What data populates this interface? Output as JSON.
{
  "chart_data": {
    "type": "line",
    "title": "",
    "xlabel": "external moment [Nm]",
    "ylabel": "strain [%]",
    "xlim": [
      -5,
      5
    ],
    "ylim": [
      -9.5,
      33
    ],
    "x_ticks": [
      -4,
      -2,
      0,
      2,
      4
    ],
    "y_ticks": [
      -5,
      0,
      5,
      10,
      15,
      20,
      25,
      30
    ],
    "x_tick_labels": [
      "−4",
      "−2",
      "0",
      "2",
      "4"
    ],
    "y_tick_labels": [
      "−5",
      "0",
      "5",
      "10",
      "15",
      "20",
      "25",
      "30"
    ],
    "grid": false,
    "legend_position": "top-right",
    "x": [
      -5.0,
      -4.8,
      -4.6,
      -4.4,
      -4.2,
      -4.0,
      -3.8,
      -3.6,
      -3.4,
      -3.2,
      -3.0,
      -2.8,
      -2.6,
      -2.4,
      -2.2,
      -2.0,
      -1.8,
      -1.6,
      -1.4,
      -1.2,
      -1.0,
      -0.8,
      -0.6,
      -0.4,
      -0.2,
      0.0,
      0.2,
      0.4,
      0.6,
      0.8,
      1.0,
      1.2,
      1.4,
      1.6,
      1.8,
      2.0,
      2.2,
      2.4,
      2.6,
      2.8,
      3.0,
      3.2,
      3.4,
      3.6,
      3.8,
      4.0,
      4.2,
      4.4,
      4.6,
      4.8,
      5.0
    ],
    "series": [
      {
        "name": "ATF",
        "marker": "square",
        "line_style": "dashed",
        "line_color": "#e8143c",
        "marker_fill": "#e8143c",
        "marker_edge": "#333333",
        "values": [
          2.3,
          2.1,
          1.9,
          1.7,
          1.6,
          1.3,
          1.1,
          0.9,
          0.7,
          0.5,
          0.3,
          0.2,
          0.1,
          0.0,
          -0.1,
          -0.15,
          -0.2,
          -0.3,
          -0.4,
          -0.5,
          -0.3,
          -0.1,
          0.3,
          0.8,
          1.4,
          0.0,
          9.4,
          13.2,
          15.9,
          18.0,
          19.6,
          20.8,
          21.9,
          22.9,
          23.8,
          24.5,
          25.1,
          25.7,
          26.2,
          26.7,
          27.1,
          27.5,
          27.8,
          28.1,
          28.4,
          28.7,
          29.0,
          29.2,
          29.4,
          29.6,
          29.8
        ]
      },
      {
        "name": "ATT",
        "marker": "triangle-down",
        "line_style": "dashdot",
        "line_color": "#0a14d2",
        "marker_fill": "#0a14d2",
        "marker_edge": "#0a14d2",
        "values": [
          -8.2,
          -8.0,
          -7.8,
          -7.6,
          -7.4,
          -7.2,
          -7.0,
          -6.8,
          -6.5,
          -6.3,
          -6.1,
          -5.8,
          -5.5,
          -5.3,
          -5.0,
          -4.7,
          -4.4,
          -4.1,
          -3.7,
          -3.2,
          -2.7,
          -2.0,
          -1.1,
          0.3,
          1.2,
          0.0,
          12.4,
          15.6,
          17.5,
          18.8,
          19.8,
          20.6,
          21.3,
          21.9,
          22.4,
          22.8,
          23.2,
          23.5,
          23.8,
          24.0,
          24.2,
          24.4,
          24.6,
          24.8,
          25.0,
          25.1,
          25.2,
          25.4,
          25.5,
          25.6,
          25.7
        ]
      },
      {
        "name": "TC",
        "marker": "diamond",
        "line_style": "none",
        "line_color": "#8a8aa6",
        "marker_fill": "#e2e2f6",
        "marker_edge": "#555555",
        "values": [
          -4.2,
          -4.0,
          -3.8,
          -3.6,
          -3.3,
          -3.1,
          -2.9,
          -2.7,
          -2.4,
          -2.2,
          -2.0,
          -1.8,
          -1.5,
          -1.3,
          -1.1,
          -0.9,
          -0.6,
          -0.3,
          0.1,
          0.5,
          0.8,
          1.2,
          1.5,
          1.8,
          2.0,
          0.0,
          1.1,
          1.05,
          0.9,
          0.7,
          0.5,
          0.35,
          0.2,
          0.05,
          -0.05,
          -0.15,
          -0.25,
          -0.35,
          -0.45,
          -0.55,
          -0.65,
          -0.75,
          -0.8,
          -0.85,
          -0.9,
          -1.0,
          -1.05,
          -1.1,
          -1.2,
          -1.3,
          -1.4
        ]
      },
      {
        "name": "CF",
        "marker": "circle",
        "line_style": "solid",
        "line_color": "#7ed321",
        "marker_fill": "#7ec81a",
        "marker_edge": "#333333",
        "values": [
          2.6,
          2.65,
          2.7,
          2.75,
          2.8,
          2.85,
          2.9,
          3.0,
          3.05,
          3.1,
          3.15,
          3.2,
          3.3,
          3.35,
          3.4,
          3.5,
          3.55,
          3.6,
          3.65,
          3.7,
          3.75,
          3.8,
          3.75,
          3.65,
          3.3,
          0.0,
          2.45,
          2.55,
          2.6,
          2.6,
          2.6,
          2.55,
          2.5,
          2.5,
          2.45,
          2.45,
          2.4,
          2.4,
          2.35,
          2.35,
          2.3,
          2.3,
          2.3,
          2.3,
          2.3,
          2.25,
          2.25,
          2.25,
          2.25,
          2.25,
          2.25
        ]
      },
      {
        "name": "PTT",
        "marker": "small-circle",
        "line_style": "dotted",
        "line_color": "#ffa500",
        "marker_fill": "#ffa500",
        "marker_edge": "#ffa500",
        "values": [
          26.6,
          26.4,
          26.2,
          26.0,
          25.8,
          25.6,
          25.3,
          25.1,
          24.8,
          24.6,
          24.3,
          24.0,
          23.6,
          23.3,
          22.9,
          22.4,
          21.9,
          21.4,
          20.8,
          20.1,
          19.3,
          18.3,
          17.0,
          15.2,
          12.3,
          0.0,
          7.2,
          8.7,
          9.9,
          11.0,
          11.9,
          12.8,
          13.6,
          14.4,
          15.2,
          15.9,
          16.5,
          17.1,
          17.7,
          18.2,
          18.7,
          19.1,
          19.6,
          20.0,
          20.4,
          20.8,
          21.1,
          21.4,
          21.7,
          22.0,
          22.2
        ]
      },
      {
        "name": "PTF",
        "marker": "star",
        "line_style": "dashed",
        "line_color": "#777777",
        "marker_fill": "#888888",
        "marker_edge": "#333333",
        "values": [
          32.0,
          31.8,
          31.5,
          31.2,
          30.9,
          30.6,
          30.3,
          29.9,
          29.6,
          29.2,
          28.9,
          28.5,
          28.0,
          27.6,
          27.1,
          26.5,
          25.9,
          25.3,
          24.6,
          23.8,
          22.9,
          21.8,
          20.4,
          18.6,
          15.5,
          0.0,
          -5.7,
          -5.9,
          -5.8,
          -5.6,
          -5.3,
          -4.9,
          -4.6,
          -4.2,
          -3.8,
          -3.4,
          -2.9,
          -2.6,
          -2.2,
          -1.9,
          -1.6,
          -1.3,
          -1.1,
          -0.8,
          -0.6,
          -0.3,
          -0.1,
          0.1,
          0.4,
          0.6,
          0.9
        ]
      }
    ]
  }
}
★ ★ ★ ★ ★
#### To do:
Copy out the full set of records precisely, leaving nothing out.

#### Exercise response:
What data populates this interface? Output as JSON.
{
  "chart_data": {
    "type": "line",
    "title": "",
    "xlabel": "external moment [Nm]",
    "ylabel": "strain [%]",
    "xlim": [
      -5,
      5
    ],
    "ylim": [
      -9.5,
      33
    ],
    "x_ticks": [
      -4,
      -2,
      0,
      2,
      4
    ],
    "y_ticks": [
      -5,
      0,
      5,
      10,
      15,
      20,
      25,
      30
    ],
    "x_tick_labels": [
      "−4",
      "−2",
      "0",
      "2",
      "4"
    ],
    "y_tick_labels": [
      "−5",
      "0",
      "5",
      "10",
      "15",
      "20",
      "25",
      "30"
    ],
    "grid": false,
    "legend_position": "top-right",
    "x": [
      -5.0,
      -4.8,
      -4.6,
      -4.4,
      -4.2,
      -4.0,
      -3.8,
      -3.6,
      -3.4,
      -3.2,
      -3.0,
      -2.8,
      -2.6,
      -2.4,
      -2.2,
      -2.0,
      -1.8,
      -1.6,
      -1.4,
      -1.2,
      -1.0,
      -0.8,
      -0.6,
      -0.4,
      -0.2,
      0.0,
      0.2,
      0.4,
      0.6,
      0.8,
      1.0,
      1.2,
      1.4,
      1.6,
      1.8,
      2.0,
      2.2,
      2.4,
      2.6,
      2.8,
      3.0,
      3.2,
      3.4,
      3.6,
      3.8,
      4.0,
      4.2,
      4.4,
      4.6,
      4.8,
      5.0
    ],
    "series": [
      {
        "name": "ATF",
        "marker": "square",
        "line_style": "dashed",
        "line_color": "#e8143c",
        "marker_fill": "#e8143c",
        "marker_edge": "#333333",
        "values": [
          2.3,
          2.1,
          1.9,
          1.7,
          1.6,
          1.3,
          1.1,
          0.9,
          0.7,
          0.5,
          0.3,
          0.2,
          0.1,
          0.0,
          -0.1,
          -0.15,
          -0.2,
          -0.3,
          -0.4,
          -0.5,
          -0.3,
          -0.1,
          0.3,
          0.8,
          1.4,
          0.0,
          9.4,
          13.2,
          15.9,
          18.0,
          19.6,
          20.8,
          21.9,
          22.9,
          23.8,
          24.5,
          25.1,
          25.7,
          26.2,
          26.7,
          27.1,
          27.5,
          27.8,
          28.1,
          28.4,
          28.7,
          29.0,
          29.2,
          29.4,
          29.6,
          29.8
        ]
      },
      {
        "name": "ATT",
        "marker": "triangle-down",
        "line_style": "dashdot",
        "line_color": "#0a14d2",
        "marker_fill": "#0a14d2",
        "marker_edge": "#0a14d2",
        "values": [
          -8.2,
          -8.0,
          -7.8,
          -7.6,
          -7.4,
          -7.2,
          -7.0,
          -6.8,
          -6.5,
          -6.3,
          -6.1,
          -5.8,
          -5.5,
          -5.3,
          -5.0,
          -4.7,
          -4.4,
          -4.1,
          -3.7,
          -3.2,
          -2.7,
          -2.0,
          -1.1,
          0.3,
          1.2,
          0.0,
          12.4,
          15.6,
          17.5,
          18.8,
          19.8,
          20.6,
          21.3,
          21.9,
          22.4,
          22.8,
          23.2,
          23.5,
          23.8,
          24.0,
          24.2,
          24.4,
          24.6,
          24.8,
          25.0,
          25.1,
          25.2,
          25.4,
          25.5,
          25.6,
          25.7
        ]
      },
      {
        "name": "TC",
        "marker": "diamond",
        "line_style": "none",
        "line_color": "#8a8aa6",
        "marker_fill": "#e2e2f6",
        "marker_edge": "#555555",
        "values": [
          -4.2,
          -4.0,
          -3.8,
          -3.6,
          -3.3,
          -3.1,
          -2.9,
          -2.7,
          -2.4,
          -2.2,
          -2.0,
          -1.8,
          -1.5,
          -1.3,
          -1.1,
          -0.9,
          -0.6,
          -0.3,
          0.1,
          0.5,
          0.8,
          1.2,
          1.5,
          1.8,
          2.0,
          0.0,
          1.1,
          1.05,
          0.9,
          0.7,
          0.5,
          0.35,
          0.2,
          0.05,
          -0.05,
          -0.15,
          -0.25,
          -0.35,
          -0.45,
          -0.55,
          -0.65,
          -0.75,
          -0.8,
          -0.85,
          -0.9,
          -1.0,
          -1.05,
          -1.1,
          -1.2,
          -1.3,
          -1.4
        ]
      },
      {
        "name": "CF",
        "marker": "circle",
        "line_style": "solid",
        "line_color": "#7ed321",
        "marker_fill": "#7ec81a",
        "marker_edge": "#333333",
        "values": [
          2.6,
          2.65,
          2.7,
          2.75,
          2.8,
          2.85,
          2.9,
          3.0,
          3.05,
          3.1,
          3.15,
          3.2,
          3.3,
          3.35,
          3.4,
          3.5,
          3.55,
          3.6,
          3.65,
          3.7,
          3.75,
          3.8,
          3.75,
          3.65,
          3.3,
          0.0,
          2.45,
          2.55,
          2.6,
          2.6,
          2.6,
          2.55,
          2.5,
          2.5,
          2.45,
          2.45,
          2.4,
          2.4,
          2.35,
          2.35,
          2.3,
          2.3,
          2.3,
          2.3,
          2.3,
          2.25,
          2.25,
          2.25,
          2.25,
          2.25,
          2.25
        ]
      },
      {
        "name": "PTT",
        "marker": "small-circle",
        "line_style": "dotted",
        "line_color": "#ffa500",
        "marker_fill": "#ffa500",
        "marker_edge": "#ffa500",
        "values": [
          26.6,
          26.4,
          26.2,
          26.0,
          25.8,
          25.6,
          25.3,
          25.1,
          24.8,
          24.6,
          24.3,
          24.0,
          23.6,
          23.3,
          22.9,
          22.4,
          21.9,
          21.4,
          20.8,
          20.1,
          19.3,
          18.3,
          17.0,
          15.2,
          12.3,
          0.0,
          7.2,
          8.7,
          9.9,
          11.0,
          11.9,
          12.8,
          13.6,
          14.4,
          15.2,
          15.9,
          16.5,
          17.1,
          17.7,
          18.2,
          18.7,
          19.1,
          19.6,
          20.0,
          20.4,
          20.8,
          21.1,
          21.4,
          21.7,
          22.0,
          22.2
        ]
      },
      {
        "name": "PTF",
        "marker": "star",
        "line_style": "dashed",
        "line_color": "#777777",
        "marker_fill": "#888888",
        "marker_edge": "#333333",
        "values": [
          32.0,
          31.8,
          31.5,
          31.2,
          30.9,
          30.6,
          30.3,
          29.9,
          29.6,
          29.2,
          28.9,
          28.5,
          28.0,
          27.6,
          27.1,
          26.5,
          25.9,
          25.3,
          24.6,
          23.8,
          22.9,
          21.8,
          20.4,
          18.6,
          15.5,
          0.0,
          -5.7,
          -5.9,
          -5.8,
          -5.6,
          -5.3,
          -4.9,
          -4.6,
          -4.2,
          -3.8,
          -3.4,
          -2.9,
          -2.6,
          -2.2,
          -1.9,
          -1.6,
          -1.3,
          -1.1,
          -0.8,
          -0.6,
          -0.3,
          -0.1,
          0.1,
          0.4,
          0.6,
          0.9
        ]
      }
    ]
  }
}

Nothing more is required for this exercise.